▶ JOB: Reproduce the records below exactly as given.

▶ SUPPLIED MATERIAL:
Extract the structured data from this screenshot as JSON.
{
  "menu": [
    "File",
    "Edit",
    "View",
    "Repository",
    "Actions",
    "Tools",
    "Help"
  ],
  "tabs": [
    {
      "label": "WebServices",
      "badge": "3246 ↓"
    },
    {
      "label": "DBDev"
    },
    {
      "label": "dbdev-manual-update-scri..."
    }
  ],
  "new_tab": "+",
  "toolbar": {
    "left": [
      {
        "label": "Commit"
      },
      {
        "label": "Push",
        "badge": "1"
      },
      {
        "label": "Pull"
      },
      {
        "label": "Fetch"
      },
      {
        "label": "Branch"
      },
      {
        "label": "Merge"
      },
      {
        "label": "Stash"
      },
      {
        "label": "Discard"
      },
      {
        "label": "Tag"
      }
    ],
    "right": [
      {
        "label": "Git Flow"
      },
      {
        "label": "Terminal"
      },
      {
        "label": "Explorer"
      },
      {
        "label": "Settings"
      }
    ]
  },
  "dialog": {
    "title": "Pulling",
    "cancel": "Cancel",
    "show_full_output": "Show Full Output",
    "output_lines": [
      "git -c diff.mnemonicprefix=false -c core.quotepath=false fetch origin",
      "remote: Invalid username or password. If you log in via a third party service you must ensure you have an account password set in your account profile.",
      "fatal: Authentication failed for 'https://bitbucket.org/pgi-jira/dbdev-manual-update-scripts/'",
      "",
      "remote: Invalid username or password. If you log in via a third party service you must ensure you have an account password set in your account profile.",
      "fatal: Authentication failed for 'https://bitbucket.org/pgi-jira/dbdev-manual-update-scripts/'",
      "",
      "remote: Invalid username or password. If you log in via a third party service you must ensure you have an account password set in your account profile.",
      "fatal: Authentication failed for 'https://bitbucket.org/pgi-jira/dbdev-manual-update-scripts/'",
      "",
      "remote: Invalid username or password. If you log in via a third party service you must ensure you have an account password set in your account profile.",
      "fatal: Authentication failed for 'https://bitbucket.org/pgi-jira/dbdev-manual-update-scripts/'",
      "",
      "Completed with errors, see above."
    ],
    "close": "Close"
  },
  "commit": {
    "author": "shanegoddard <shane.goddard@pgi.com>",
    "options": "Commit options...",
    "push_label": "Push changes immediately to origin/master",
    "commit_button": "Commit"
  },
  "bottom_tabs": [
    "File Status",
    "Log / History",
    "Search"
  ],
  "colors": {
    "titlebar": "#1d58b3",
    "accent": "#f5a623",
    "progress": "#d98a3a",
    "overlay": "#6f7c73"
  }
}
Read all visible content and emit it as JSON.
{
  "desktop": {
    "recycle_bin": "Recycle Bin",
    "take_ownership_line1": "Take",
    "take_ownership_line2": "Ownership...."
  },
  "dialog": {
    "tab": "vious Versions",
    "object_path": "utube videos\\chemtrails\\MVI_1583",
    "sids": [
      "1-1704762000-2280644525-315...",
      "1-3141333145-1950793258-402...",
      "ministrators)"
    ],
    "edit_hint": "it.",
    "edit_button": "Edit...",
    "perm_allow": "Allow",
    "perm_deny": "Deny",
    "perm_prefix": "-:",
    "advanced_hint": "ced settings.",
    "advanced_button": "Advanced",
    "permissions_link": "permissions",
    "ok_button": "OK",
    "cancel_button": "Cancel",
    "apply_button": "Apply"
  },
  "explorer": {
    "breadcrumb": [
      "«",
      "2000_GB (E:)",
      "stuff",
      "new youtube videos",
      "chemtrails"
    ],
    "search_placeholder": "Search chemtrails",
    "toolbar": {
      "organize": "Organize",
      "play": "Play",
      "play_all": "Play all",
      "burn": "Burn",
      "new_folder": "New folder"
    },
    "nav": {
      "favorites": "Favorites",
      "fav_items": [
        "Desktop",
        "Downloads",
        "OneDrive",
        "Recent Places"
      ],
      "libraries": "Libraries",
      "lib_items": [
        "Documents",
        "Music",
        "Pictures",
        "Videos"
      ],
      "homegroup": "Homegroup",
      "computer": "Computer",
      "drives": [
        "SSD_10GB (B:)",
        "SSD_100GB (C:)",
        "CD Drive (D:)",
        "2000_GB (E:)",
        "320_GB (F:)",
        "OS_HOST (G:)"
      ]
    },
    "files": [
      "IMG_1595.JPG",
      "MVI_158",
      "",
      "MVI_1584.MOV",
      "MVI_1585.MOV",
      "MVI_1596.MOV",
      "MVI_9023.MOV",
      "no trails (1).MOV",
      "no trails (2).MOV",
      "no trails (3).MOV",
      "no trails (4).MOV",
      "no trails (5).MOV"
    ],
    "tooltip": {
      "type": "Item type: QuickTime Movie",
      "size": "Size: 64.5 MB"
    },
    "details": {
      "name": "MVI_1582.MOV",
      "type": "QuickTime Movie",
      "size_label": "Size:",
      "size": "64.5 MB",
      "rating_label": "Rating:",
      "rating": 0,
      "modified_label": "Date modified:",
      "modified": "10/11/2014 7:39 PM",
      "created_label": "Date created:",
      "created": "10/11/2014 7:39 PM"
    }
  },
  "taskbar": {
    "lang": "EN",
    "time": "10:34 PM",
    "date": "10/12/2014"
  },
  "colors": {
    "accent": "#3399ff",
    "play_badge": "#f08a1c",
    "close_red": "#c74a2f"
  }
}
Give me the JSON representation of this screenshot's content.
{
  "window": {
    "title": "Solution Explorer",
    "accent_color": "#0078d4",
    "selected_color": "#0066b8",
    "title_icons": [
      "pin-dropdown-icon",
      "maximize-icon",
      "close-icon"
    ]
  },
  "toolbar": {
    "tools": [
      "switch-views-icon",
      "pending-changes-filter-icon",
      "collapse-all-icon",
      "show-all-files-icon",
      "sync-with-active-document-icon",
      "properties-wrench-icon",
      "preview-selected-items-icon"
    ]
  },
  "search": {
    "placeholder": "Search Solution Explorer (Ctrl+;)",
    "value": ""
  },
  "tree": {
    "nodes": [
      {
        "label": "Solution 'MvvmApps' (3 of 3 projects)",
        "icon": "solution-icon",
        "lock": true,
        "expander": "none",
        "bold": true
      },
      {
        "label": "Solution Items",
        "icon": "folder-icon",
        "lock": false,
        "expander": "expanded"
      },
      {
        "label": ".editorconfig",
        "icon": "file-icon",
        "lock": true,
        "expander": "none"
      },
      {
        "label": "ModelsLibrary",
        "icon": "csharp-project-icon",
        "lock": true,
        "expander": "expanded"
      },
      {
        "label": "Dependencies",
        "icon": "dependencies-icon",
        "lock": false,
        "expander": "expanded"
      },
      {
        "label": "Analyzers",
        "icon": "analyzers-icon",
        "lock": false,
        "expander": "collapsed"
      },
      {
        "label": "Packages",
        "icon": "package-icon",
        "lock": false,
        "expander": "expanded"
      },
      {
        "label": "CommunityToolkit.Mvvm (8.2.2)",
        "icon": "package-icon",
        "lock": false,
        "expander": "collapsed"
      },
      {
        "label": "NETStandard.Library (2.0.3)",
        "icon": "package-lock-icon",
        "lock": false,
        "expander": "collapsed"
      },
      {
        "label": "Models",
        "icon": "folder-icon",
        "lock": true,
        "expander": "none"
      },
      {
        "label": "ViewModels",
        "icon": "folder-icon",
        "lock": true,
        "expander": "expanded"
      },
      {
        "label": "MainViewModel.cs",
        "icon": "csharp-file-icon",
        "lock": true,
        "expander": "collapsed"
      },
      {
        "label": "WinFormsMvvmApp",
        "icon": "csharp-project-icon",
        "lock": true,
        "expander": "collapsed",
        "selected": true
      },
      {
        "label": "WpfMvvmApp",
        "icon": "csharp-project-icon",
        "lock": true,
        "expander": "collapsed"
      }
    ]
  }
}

▶ CORRECT OUTPUT:
Extract the structured data from this screenshot as JSON.
{
  "menu": [
    "File",
    "Edit",
    "View",
    "Repository",
    "Actions",
    "Tools",
    "Help"
  ],
  "tabs": [
    {
      "label": "WebServices",
      "badge": "3246 ↓"
    },
    {
      "label": "DBDev"
    },
    {
      "label": "dbdev-manual-update-scri..."
    }
  ],
  "new_tab": "+",
  "toolbar": {
    "left": [
      {
        "label": "Commit"
      },
      {
        "label": "Push",
        "badge": "1"
      },
      {
        "label": "Pull"
      },
      {
        "label": "Fetch"
      },
      {
        "label": "Branch"
      },
      {
        "label": "Merge"
      },
      {
        "label": "Stash"
      },
      {
        "label": "Discard"
      },
      {
        "label": "Tag"
      }
    ],
    "right": [
      {
        "label": "Git Flow"
      },
      {
        "label": "Terminal"
      },
      {
        "label": "Explorer"
      },
      {
        "label": "Settings"
      }
    ]
  },
  "dialog": {
    "title": "Pulling",
    "cancel": "Cancel",
    "show_full_output": "Show Full Output",
    "output_lines": [
      "git -c diff.mnemonicprefix=false -c core.quotepath=false fetch origin",
      "remote: Invalid username or password. If you log in via a third party service you must ensure you have an account password set in your account profile.",
      "fatal: Authentication failed for 'https://bitbucket.org/pgi-jira/dbdev-manual-update-scripts/'",
      "",
      "remote: Invalid username or password. If you log in via a third party service you must ensure you have an account password set in your account profile.",
      "fatal: Authentication failed for 'https://bitbucket.org/pgi-jira/dbdev-manual-update-scripts/'",
      "",
      "remote: Invalid username or password. If you log in via a third party service you must ensure you have an account password set in your account profile.",
      "fatal: Authentication failed for 'https://bitbucket.org/pgi-jira/dbdev-manual-update-scripts/'",
      "",
      "remote: Invalid username or password. If you log in via a third party service you must ensure you have an account password set in your account profile.",
      "fatal: Authentication failed for 'https://bitbucket.org/pgi-jira/dbdev-manual-update-scripts/'",
      "",
      "Completed with errors, see above."
    ],
    "close": "Close"
  },
  "commit": {
    "author": "shanegoddard <shane.goddard@pgi.com>",
    "options": "Commit options...",
    "push_label": "Push changes immediately to origin/master",
    "commit_button": "Commit"
  },
  "bottom_tabs": [
    "File Status",
    "Log / History",
    "Search"
  ],
  "colors": {
    "titlebar": "#1d58b3",
    "accent": "#f5a623",
    "progress": "#d98a3a",
    "overlay": "#6f7c73"
  }
}
Read all visible content and emit it as JSON.
{
  "desktop": {
    "recycle_bin": "Recycle Bin",
    "take_ownership_line1": "Take",
    "take_ownership_line2": "Ownership...."
  },
  "dialog": {
    "tab": "vious Versions",
    "object_path": "utube videos\\chemtrails\\MVI_1583",
    "sids": [
      "1-1704762000-2280644525-315...",
      "1-3141333145-1950793258-402...",
      "ministrators)"
    ],
    "edit_hint": "it.",
    "edit_button": "Edit...",
    "perm_allow": "Allow",
    "perm_deny": "Deny",
    "perm_prefix": "-:",
    "advanced_hint": "ced settings.",
    "advanced_button": "Advanced",
    "permissions_link": "permissions",
    "ok_button": "OK",
    "cancel_button": "Cancel",
    "apply_button": "Apply"
  },
  "explorer": {
    "breadcrumb": [
      "«",
      "2000_GB (E:)",
      "stuff",
      "new youtube videos",
      "chemtrails"
    ],
    "search_placeholder": "Search chemtrails",
    "toolbar": {
      "organize": "Organize",
      "play": "Play",
      "play_all": "Play all",
      "burn": "Burn",
      "new_folder": "New folder"
    },
    "nav": {
      "favorites": "Favorites",
      "fav_items": [
        "Desktop",
        "Downloads",
        "OneDrive",
        "Recent Places"
      ],
      "libraries": "Libraries",
      "lib_items": [
        "Documents",
        "Music",
        "Pictures",
        "Videos"
      ],
      "homegroup": "Homegroup",
      "computer": "Computer",
      "drives": [
        "SSD_10GB (B:)",
        "SSD_100GB (C:)",
        "CD Drive (D:)",
        "2000_GB (E:)",
        "320_GB (F:)",
        "OS_HOST (G:)"
      ]
    },
    "files": [
      "IMG_1595.JPG",
      "MVI_158",
      "",
      "MVI_1584.MOV",
      "MVI_1585.MOV",
      "MVI_1596.MOV",
      "MVI_9023.MOV",
      "no trails (1).MOV",
      "no trails (2).MOV",
      "no trails (3).MOV",
      "no trails (4).MOV",
      "no trails (5).MOV"
    ],
    "tooltip": {
      "type": "Item type: QuickTime Movie",
      "size": "Size: 64.5 MB"
    },
    "details": {
      "name": "MVI_1582.MOV",
      "type": "QuickTime Movie",
      "size_label": "Size:",
      "size": "64.5 MB",
      "rating_label": "Rating:",
      "rating": 0,
      "modified_label": "Date modified:",
      "modified": "10/11/2014 7:39 PM",
      "created_label": "Date created:",
      "created": "10/11/2014 7:39 PM"
    }
  },
  "taskbar": {
    "lang": "EN",
    "time": "10:34 PM",
    "date": "10/12/2014"
  },
  "colors": {
    "accent": "#3399ff",
    "play_badge": "#f08a1c",
    "close_red": "#c74a2f"
  }
}
Give me the JSON representation of this screenshot's content.
{
  "window": {
    "title": "Solution Explorer",
    "accent_color": "#0078d4",
    "selected_color": "#0066b8",
    "title_icons": [
      "pin-dropdown-icon",
      "maximize-icon",
      "close-icon"
    ]
  },
  "toolbar": {
    "tools": [
      "switch-views-icon",
      "pending-changes-filter-icon",
      "collapse-all-icon",
      "show-all-files-icon",
      "sync-with-active-document-icon",
      "properties-wrench-icon",
      "preview-selected-items-icon"
    ]
  },
  "search": {
    "placeholder": "Search Solution Explorer (Ctrl+;)",
    "value": ""
  },
  "tree": {
    "nodes": [
      {
        "label": "Solution 'MvvmApps' (3 of 3 projects)",
        "icon": "solution-icon",
        "lock": true,
        "expander": "none",
        "bold": true
      },
      {
        "label": "Solution Items",
        "icon": "folder-icon",
        "lock": false,
        "expander": "expanded"
      },
      {
        "label": ".editorconfig",
        "icon": "file-icon",
        "lock": true,
        "expander": "none"
      },
      {
        "label": "ModelsLibrary",
        "icon": "csharp-project-icon",
        "lock": true,
        "expander": "expanded"
      },
      {
        "label": "Dependencies",
        "icon": "dependencies-icon",
        "lock": false,
        "expander": "expanded"
      },
      {
        "label": "Analyzers",
        "icon": "analyzers-icon",
        "lock": false,
        "expander": "collapsed"
      },
      {
        "label": "Packages",
        "icon": "package-icon",
        "lock": false,
        "expander": "expanded"
      },
      {
        "label": "CommunityToolkit.Mvvm (8.2.2)",
        "icon": "package-icon",
        "lock": false,
        "expander": "collapsed"
      },
      {
        "label": "NETStandard.Library (2.0.3)",
        "icon": "package-lock-icon",
        "lock": false,
        "expander": "collapsed"
      },
      {
        "label": "Models",
        "icon": "folder-icon",
        "lock": true,
        "expander": "none"
      },
      {
        "label": "ViewModels",
        "icon": "folder-icon",
        "lock": true,
        "expander": "expanded"
      },
      {
        "label": "MainViewModel.cs",
        "icon": "csharp-file-icon",
        "lock": true,
        "expander": "collapsed"
      },
      {
        "label": "WinFormsMvvmApp",
        "icon": "csharp-project-icon",
        "lock": true,
        "expander": "collapsed",
        "selected": true
      },
      {
        "label": "WpfMvvmApp",
        "icon": "csharp-project-icon",
        "lock": true,
        "expander": "collapsed"
      }
    ]
  }
}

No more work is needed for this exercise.